Can you rewrite the entries below with every "ellipsis-icon" replaced by "more-options-icon" and everything else left as it is?

##########

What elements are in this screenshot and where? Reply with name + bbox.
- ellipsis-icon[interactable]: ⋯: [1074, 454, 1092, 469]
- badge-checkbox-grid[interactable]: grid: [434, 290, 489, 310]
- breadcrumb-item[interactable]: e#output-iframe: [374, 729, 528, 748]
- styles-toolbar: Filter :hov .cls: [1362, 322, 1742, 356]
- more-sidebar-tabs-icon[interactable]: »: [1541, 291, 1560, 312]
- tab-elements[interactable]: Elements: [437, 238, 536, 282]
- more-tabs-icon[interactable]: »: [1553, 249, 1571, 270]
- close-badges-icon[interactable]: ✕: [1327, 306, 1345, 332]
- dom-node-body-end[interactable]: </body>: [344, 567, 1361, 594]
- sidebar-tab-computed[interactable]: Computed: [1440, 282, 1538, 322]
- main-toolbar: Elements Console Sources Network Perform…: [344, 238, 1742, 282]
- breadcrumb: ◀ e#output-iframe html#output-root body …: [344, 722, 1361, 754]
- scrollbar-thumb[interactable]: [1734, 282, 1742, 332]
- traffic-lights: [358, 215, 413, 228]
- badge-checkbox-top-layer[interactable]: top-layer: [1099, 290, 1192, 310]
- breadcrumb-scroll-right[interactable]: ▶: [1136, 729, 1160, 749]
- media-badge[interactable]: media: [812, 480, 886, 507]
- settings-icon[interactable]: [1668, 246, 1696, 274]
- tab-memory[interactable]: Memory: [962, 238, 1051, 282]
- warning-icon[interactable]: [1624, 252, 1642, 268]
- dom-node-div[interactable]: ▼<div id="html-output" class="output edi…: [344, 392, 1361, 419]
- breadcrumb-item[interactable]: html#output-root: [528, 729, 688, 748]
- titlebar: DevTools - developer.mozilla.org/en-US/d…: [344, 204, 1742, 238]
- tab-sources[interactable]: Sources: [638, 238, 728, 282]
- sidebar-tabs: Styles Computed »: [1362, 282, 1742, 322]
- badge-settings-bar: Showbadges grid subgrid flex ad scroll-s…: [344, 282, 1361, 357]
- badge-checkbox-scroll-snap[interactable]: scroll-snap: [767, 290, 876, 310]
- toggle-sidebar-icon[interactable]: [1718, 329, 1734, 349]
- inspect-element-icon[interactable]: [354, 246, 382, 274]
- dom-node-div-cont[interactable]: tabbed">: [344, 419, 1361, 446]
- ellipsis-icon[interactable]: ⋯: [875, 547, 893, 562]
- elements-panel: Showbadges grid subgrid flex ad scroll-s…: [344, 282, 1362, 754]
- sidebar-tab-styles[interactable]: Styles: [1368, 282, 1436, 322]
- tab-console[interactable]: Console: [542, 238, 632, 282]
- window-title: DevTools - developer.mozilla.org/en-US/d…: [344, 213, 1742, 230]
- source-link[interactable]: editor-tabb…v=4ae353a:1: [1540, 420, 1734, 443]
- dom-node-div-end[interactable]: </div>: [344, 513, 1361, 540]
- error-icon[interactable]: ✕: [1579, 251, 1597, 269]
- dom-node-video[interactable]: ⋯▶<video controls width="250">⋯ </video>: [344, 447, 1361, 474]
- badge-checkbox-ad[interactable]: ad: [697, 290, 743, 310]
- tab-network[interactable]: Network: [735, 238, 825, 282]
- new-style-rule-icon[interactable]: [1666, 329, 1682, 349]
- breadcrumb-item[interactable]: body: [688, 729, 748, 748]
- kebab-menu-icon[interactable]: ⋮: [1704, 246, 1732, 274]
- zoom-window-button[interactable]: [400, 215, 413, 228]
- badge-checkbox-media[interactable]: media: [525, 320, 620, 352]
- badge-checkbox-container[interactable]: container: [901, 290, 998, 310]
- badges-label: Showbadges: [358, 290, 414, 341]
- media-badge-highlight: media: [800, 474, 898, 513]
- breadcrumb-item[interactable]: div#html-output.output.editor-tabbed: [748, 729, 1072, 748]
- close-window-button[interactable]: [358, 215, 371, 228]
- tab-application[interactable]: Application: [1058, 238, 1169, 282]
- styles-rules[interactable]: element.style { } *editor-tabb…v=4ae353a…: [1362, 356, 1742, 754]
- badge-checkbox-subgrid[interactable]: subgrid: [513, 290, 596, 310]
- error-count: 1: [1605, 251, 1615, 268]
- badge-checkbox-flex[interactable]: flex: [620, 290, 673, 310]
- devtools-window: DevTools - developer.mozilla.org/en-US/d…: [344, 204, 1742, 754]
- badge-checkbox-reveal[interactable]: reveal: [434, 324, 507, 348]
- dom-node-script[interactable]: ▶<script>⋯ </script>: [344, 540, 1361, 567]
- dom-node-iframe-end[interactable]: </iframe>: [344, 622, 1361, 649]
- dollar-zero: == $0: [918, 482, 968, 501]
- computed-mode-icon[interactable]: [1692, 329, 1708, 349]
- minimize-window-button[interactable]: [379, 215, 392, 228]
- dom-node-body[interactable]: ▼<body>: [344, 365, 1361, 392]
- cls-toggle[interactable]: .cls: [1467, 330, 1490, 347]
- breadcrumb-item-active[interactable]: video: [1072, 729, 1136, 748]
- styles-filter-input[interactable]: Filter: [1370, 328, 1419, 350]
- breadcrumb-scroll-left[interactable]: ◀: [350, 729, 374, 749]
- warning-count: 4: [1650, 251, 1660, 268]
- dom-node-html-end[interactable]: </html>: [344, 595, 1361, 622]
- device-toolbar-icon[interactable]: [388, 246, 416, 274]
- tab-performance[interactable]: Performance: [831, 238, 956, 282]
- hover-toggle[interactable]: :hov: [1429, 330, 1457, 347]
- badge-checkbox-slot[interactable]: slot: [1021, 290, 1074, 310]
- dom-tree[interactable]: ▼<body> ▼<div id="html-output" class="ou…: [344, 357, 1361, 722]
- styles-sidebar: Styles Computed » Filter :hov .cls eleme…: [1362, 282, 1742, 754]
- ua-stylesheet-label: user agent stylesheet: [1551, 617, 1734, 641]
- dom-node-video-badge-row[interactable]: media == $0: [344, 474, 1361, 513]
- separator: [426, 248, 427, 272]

##########

**Written response**.
What elements are in this screenshot and where? Reply with name + bbox.
- more-options-icon[interactable]: ⋯: [1074, 454, 1092, 469]
- badge-checkbox-grid[interactable]: grid: [434, 290, 489, 310]
- breadcrumb-item[interactable]: e#output-iframe: [374, 729, 528, 748]
- styles-toolbar: Filter :hov .cls: [1362, 322, 1742, 356]
- more-sidebar-tabs-icon[interactable]: »: [1541, 291, 1560, 312]
- tab-elements[interactable]: Elements: [437, 238, 536, 282]
- more-tabs-icon[interactable]: »: [1553, 249, 1571, 270]
- close-badges-icon[interactable]: ✕: [1327, 306, 1345, 332]
- dom-node-body-end[interactable]: </body>: [344, 567, 1361, 594]
- sidebar-tab-computed[interactable]: Computed: [1440, 282, 1538, 322]
- main-toolbar: Elements Console Sources Network Perform…: [344, 238, 1742, 282]
- breadcrumb: ◀ e#output-iframe html#output-root body …: [344, 722, 1361, 754]
- scrollbar-thumb[interactable]: [1734, 282, 1742, 332]
- traffic-lights: [358, 215, 413, 228]
- badge-checkbox-top-layer[interactable]: top-layer: [1099, 290, 1192, 310]
- breadcrumb-scroll-right[interactable]: ▶: [1136, 729, 1160, 749]
- media-badge[interactable]: media: [812, 480, 886, 507]
- settings-icon[interactable]: [1668, 246, 1696, 274]
- tab-memory[interactable]: Memory: [962, 238, 1051, 282]
- warning-icon[interactable]: [1624, 252, 1642, 268]
- dom-node-div[interactable]: ▼<div id="html-output" class="output edi…: [344, 392, 1361, 419]
- breadcrumb-item[interactable]: html#output-root: [528, 729, 688, 748]
- titlebar: DevTools - developer.mozilla.org/en-US/d…: [344, 204, 1742, 238]
- tab-sources[interactable]: Sources: [638, 238, 728, 282]
- sidebar-tabs: Styles Computed »: [1362, 282, 1742, 322]
- badge-settings-bar: Showbadges grid subgrid flex ad scroll-s…: [344, 282, 1361, 357]
- badge-checkbox-scroll-snap[interactable]: scroll-snap: [767, 290, 876, 310]
- toggle-sidebar-icon[interactable]: [1718, 329, 1734, 349]
- inspect-element-icon[interactable]: [354, 246, 382, 274]
- dom-node-div-cont[interactable]: tabbed">: [344, 419, 1361, 446]
- more-options-icon[interactable]: ⋯: [875, 547, 893, 562]
- elements-panel: Showbadges grid subgrid flex ad scroll-s…: [344, 282, 1362, 754]
- sidebar-tab-styles[interactable]: Styles: [1368, 282, 1436, 322]
- tab-console[interactable]: Console: [542, 238, 632, 282]
- window-title: DevTools - developer.mozilla.org/en-US/d…: [344, 213, 1742, 230]
- source-link[interactable]: editor-tabb…v=4ae353a:1: [1540, 420, 1734, 443]
- dom-node-div-end[interactable]: </div>: [344, 513, 1361, 540]
- error-icon[interactable]: ✕: [1579, 251, 1597, 269]
- dom-node-video[interactable]: ⋯▶<video controls width="250">⋯ </video>: [344, 447, 1361, 474]
- badge-checkbox-ad[interactable]: ad: [697, 290, 743, 310]
- tab-network[interactable]: Network: [735, 238, 825, 282]
- new-style-rule-icon[interactable]: [1666, 329, 1682, 349]
- breadcrumb-item[interactable]: body: [688, 729, 748, 748]
- kebab-menu-icon[interactable]: ⋮: [1704, 246, 1732, 274]
- zoom-window-button[interactable]: [400, 215, 413, 228]
- badge-checkbox-media[interactable]: media: [525, 320, 620, 352]
- badge-checkbox-container[interactable]: container: [901, 290, 998, 310]
- badges-label: Showbadges: [358, 290, 414, 341]
- media-badge-highlight: media: [800, 474, 898, 513]
- breadcrumb-item[interactable]: div#html-output.output.editor-tabbed: [748, 729, 1072, 748]
- close-window-button[interactable]: [358, 215, 371, 228]
- tab-application[interactable]: Application: [1058, 238, 1169, 282]
- styles-rules[interactable]: element.style { } *editor-tabb…v=4ae353a…: [1362, 356, 1742, 754]
- badge-checkbox-subgrid[interactable]: subgrid: [513, 290, 596, 310]
- error-count: 1: [1605, 251, 1615, 268]
- badge-checkbox-flex[interactable]: flex: [620, 290, 673, 310]
- devtools-window: DevTools - developer.mozilla.org/en-US/d…: [344, 204, 1742, 754]
- badge-checkbox-reveal[interactable]: reveal: [434, 324, 507, 348]
- dom-node-script[interactable]: ▶<script>⋯ </script>: [344, 540, 1361, 567]
- dom-node-iframe-end[interactable]: </iframe>: [344, 622, 1361, 649]
- dollar-zero: == $0: [918, 482, 968, 501]
- computed-mode-icon[interactable]: [1692, 329, 1708, 349]
- minimize-window-button[interactable]: [379, 215, 392, 228]
- dom-node-body[interactable]: ▼<body>: [344, 365, 1361, 392]
- cls-toggle[interactable]: .cls: [1467, 330, 1490, 347]
- breadcrumb-item-active[interactable]: video: [1072, 729, 1136, 748]
- styles-filter-input[interactable]: Filter: [1370, 328, 1419, 350]
- breadcrumb-scroll-left[interactable]: ◀: [350, 729, 374, 749]
- warning-count: 4: [1650, 251, 1660, 268]
- dom-node-html-end[interactable]: </html>: [344, 595, 1361, 622]
- device-toolbar-icon[interactable]: [388, 246, 416, 274]
- tab-performance[interactable]: Performance: [831, 238, 956, 282]
- hover-toggle[interactable]: :hov: [1429, 330, 1457, 347]
- badge-checkbox-slot[interactable]: slot: [1021, 290, 1074, 310]
- dom-tree[interactable]: ▼<body> ▼<div id="html-output" class="ou…: [344, 357, 1361, 722]
- styles-sidebar: Styles Computed » Filter :hov .cls eleme…: [1362, 282, 1742, 754]
- ua-stylesheet-label: user agent stylesheet: [1551, 617, 1734, 641]
- dom-node-video-badge-row[interactable]: media == $0: [344, 474, 1361, 513]
- separator: [426, 248, 427, 272]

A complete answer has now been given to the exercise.